### Your instructions
Every line of the material is to be repeated exactly as it stands.

:: Items

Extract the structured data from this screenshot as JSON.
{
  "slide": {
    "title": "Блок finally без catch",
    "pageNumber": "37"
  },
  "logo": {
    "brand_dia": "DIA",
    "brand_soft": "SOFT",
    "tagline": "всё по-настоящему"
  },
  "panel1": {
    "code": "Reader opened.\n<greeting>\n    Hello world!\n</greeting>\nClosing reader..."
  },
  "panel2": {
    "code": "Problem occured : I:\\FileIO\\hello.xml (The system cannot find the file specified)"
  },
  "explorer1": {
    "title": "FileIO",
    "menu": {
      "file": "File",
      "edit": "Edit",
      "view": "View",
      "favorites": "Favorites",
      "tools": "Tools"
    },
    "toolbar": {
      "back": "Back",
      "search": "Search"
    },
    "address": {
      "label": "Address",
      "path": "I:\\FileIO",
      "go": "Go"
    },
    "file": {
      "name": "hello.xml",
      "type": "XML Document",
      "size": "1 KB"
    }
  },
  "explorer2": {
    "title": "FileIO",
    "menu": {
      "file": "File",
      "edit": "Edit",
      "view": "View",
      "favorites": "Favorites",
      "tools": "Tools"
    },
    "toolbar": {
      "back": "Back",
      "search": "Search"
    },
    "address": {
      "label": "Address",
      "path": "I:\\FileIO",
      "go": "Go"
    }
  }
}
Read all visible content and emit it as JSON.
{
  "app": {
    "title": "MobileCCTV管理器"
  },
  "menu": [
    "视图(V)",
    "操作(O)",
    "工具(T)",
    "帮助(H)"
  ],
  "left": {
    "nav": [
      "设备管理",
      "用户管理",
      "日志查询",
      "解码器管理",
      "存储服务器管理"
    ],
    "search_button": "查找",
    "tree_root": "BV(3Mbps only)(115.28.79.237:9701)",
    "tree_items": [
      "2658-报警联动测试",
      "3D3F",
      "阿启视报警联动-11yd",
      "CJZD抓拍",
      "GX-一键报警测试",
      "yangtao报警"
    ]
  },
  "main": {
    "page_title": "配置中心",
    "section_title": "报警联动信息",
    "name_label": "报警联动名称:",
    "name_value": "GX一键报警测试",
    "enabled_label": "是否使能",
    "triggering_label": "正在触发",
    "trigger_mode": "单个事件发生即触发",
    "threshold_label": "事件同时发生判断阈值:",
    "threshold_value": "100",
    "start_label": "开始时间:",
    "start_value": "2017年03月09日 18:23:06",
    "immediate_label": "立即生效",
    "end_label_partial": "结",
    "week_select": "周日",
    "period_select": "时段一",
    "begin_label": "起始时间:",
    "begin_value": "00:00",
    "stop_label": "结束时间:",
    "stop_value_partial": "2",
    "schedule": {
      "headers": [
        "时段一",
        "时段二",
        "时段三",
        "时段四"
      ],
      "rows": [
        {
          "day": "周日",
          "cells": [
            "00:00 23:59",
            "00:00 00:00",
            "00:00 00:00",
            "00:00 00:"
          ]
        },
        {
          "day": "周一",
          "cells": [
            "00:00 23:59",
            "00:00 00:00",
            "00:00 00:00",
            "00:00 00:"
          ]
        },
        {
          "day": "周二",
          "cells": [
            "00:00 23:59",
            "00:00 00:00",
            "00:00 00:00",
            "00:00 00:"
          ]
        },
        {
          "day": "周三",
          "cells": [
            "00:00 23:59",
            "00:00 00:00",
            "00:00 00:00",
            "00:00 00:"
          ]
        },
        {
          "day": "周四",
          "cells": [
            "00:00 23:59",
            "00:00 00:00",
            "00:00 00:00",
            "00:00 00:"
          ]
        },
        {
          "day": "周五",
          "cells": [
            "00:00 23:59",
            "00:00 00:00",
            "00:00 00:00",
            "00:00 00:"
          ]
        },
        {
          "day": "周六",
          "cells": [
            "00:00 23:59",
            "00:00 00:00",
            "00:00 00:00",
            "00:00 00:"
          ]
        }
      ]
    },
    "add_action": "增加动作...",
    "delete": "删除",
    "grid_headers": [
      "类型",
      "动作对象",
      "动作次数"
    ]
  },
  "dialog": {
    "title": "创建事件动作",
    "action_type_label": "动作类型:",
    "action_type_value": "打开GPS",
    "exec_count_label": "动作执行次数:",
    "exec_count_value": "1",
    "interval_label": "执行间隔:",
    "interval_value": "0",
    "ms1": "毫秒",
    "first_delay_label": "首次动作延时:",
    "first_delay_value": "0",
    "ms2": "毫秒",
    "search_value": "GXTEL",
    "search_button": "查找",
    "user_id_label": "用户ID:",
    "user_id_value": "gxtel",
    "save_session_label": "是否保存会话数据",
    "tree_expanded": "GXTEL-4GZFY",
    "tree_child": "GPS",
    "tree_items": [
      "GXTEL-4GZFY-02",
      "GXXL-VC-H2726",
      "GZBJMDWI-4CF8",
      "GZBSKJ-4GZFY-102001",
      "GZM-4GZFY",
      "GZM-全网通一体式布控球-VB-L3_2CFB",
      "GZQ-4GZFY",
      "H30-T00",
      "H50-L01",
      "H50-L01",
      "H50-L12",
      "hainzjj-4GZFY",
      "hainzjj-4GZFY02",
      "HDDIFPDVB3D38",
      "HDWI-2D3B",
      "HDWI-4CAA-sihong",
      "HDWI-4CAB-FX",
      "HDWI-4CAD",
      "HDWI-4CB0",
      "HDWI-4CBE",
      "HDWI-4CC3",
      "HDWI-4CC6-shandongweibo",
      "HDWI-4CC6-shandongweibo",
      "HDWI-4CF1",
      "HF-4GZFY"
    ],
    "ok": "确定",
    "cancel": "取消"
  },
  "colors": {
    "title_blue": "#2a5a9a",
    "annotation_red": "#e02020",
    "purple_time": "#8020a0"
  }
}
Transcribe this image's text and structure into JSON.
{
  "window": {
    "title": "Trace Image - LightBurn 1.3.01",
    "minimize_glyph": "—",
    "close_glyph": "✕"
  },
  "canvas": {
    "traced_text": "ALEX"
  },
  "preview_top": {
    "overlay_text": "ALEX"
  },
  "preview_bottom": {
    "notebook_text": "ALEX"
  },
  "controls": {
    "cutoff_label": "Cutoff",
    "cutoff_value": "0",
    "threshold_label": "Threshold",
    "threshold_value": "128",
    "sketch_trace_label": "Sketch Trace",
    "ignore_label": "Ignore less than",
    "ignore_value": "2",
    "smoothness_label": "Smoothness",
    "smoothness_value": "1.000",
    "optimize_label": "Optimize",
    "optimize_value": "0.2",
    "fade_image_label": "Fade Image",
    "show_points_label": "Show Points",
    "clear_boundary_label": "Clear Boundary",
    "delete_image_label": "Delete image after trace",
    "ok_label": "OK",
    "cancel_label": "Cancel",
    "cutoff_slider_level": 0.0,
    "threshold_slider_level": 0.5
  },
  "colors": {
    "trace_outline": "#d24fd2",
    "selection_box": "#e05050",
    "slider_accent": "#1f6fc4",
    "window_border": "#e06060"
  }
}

::::

### In response
Extract the structured data from this screenshot as JSON.
{
  "slide": {
    "title": "Блок finally без catch",
    "pageNumber": "37"
  },
  "logo": {
    "brand_dia": "DIA",
    "brand_soft": "SOFT",
    "tagline": "всё по-настоящему"
  },
  "panel1": {
    "code": "Reader opened.\n<greeting>\n    Hello world!\n</greeting>\nClosing reader..."
  },
  "panel2": {
    "code": "Problem occured : I:\\FileIO\\hello.xml (The system cannot find the file specified)"
  },
  "explorer1": {
    "title": "FileIO",
    "menu": {
      "file": "File",
      "edit": "Edit",
      "view": "View",
      "favorites": "Favorites",
      "tools": "Tools"
    },
    "toolbar": {
      "back": "Back",
      "search": "Search"
    },
    "address": {
      "label": "Address",
      "path": "I:\\FileIO",
      "go": "Go"
    },
    "file": {
      "name": "hello.xml",
      "type": "XML Document",
      "size": "1 KB"
    }
  },
  "explorer2": {
    "title": "FileIO",
    "menu": {
      "file": "File",
      "edit": "Edit",
      "view": "View",
      "favorites": "Favorites",
      "tools": "Tools"
    },
    "toolbar": {
      "back": "Back",
      "search": "Search"
    },
    "address": {
      "label": "Address",
      "path": "I:\\FileIO",
      "go": "Go"
    }
  }
}
Read all visible content and emit it as JSON.
{
  "app": {
    "title": "MobileCCTV管理器"
  },
  "menu": [
    "视图(V)",
    "操作(O)",
    "工具(T)",
    "帮助(H)"
  ],
  "left": {
    "nav": [
      "设备管理",
      "用户管理",
      "日志查询",
      "解码器管理",
      "存储服务器管理"
    ],
    "search_button": "查找",
    "tree_root": "BV(3Mbps only)(115.28.79.237:9701)",
    "tree_items": [
      "2658-报警联动测试",
      "3D3F",
      "阿启视报警联动-11yd",
      "CJZD抓拍",
      "GX-一键报警测试",
      "yangtao报警"
    ]
  },
  "main": {
    "page_title": "配置中心",
    "section_title": "报警联动信息",
    "name_label": "报警联动名称:",
    "name_value": "GX一键报警测试",
    "enabled_label": "是否使能",
    "triggering_label": "正在触发",
    "trigger_mode": "单个事件发生即触发",
    "threshold_label": "事件同时发生判断阈值:",
    "threshold_value": "100",
    "start_label": "开始时间:",
    "start_value": "2017年03月09日 18:23:06",
    "immediate_label": "立即生效",
    "end_label_partial": "结",
    "week_select": "周日",
    "period_select": "时段一",
    "begin_label": "起始时间:",
    "begin_value": "00:00",
    "stop_label": "结束时间:",
    "stop_value_partial": "2",
    "schedule": {
      "headers": [
        "时段一",
        "时段二",
        "时段三",
        "时段四"
      ],
      "rows": [
        {
          "day": "周日",
          "cells": [
            "00:00 23:59",
            "00:00 00:00",
            "00:00 00:00",
            "00:00 00:"
          ]
        },
        {
          "day": "周一",
          "cells": [
            "00:00 23:59",
            "00:00 00:00",
            "00:00 00:00",
            "00:00 00:"
          ]
        },
        {
          "day": "周二",
          "cells": [
            "00:00 23:59",
            "00:00 00:00",
            "00:00 00:00",
            "00:00 00:"
          ]
        },
        {
          "day": "周三",
          "cells": [
            "00:00 23:59",
            "00:00 00:00",
            "00:00 00:00",
            "00:00 00:"
          ]
        },
        {
          "day": "周四",
          "cells": [
            "00:00 23:59",
            "00:00 00:00",
            "00:00 00:00",
            "00:00 00:"
          ]
        },
        {
          "day": "周五",
          "cells": [
            "00:00 23:59",
            "00:00 00:00",
            "00:00 00:00",
            "00:00 00:"
          ]
        },
        {
          "day": "周六",
          "cells": [
            "00:00 23:59",
            "00:00 00:00",
            "00:00 00:00",
            "00:00 00:"
          ]
        }
      ]
    },
    "add_action": "增加动作...",
    "delete": "删除",
    "grid_headers": [
      "类型",
      "动作对象",
      "动作次数"
    ]
  },
  "dialog": {
    "title": "创建事件动作",
    "action_type_label": "动作类型:",
    "action_type_value": "打开GPS",
    "exec_count_label": "动作执行次数:",
    "exec_count_value": "1",
    "interval_label": "执行间隔:",
    "interval_value": "0",
    "ms1": "毫秒",
    "first_delay_label": "首次动作延时:",
    "first_delay_value": "0",
    "ms2": "毫秒",
    "search_value": "GXTEL",
    "search_button": "查找",
    "user_id_label": "用户ID:",
    "user_id_value": "gxtel",
    "save_session_label": "是否保存会话数据",
    "tree_expanded": "GXTEL-4GZFY",
    "tree_child": "GPS",
    "tree_items": [
      "GXTEL-4GZFY-02",
      "GXXL-VC-H2726",
      "GZBJMDWI-4CF8",
      "GZBSKJ-4GZFY-102001",
      "GZM-4GZFY",
      "GZM-全网通一体式布控球-VB-L3_2CFB",
      "GZQ-4GZFY",
      "H30-T00",
      "H50-L01",
      "H50-L01",
      "H50-L12",
      "hainzjj-4GZFY",
      "hainzjj-4GZFY02",
      "HDDIFPDVB3D38",
      "HDWI-2D3B",
      "HDWI-4CAA-sihong",
      "HDWI-4CAB-FX",
      "HDWI-4CAD",
      "HDWI-4CB0",
      "HDWI-4CBE",
      "HDWI-4CC3",
      "HDWI-4CC6-shandongweibo",
      "HDWI-4CC6-shandongweibo",
      "HDWI-4CF1",
      "HF-4GZFY"
    ],
    "ok": "确定",
    "cancel": "取消"
  },
  "colors": {
    "title_blue": "#2a5a9a",
    "annotation_red": "#e02020",
    "purple_time": "#8020a0"
  }
}
Transcribe this image's text and structure into JSON.
{
  "window": {
    "title": "Trace Image - LightBurn 1.3.01",
    "minimize_glyph": "—",
    "close_glyph": "✕"
  },
  "canvas": {
    "traced_text": "ALEX"
  },
  "preview_top": {
    "overlay_text": "ALEX"
  },
  "preview_bottom": {
    "notebook_text": "ALEX"
  },
  "controls": {
    "cutoff_label": "Cutoff",
    "cutoff_value": "0",
    "threshold_label": "Threshold",
    "threshold_value": "128",
    "sketch_trace_label": "Sketch Trace",
    "ignore_label": "Ignore less than",
    "ignore_value": "2",
    "smoothness_label": "Smoothness",
    "smoothness_value": "1.000",
    "optimize_label": "Optimize",
    "optimize_value": "0.2",
    "fade_image_label": "Fade Image",
    "show_points_label": "Show Points",
    "clear_boundary_label": "Clear Boundary",
    "delete_image_label": "Delete image after trace",
    "ok_label": "OK",
    "cancel_label": "Cancel",
    "cutoff_slider_level": 0.0,
    "threshold_slider_level": 0.5
  },
  "colors": {
    "trace_outline": "#d24fd2",
    "selection_box": "#e05050",
    "slider_accent": "#1f6fc4",
    "window_border": "#e06060"
  }
}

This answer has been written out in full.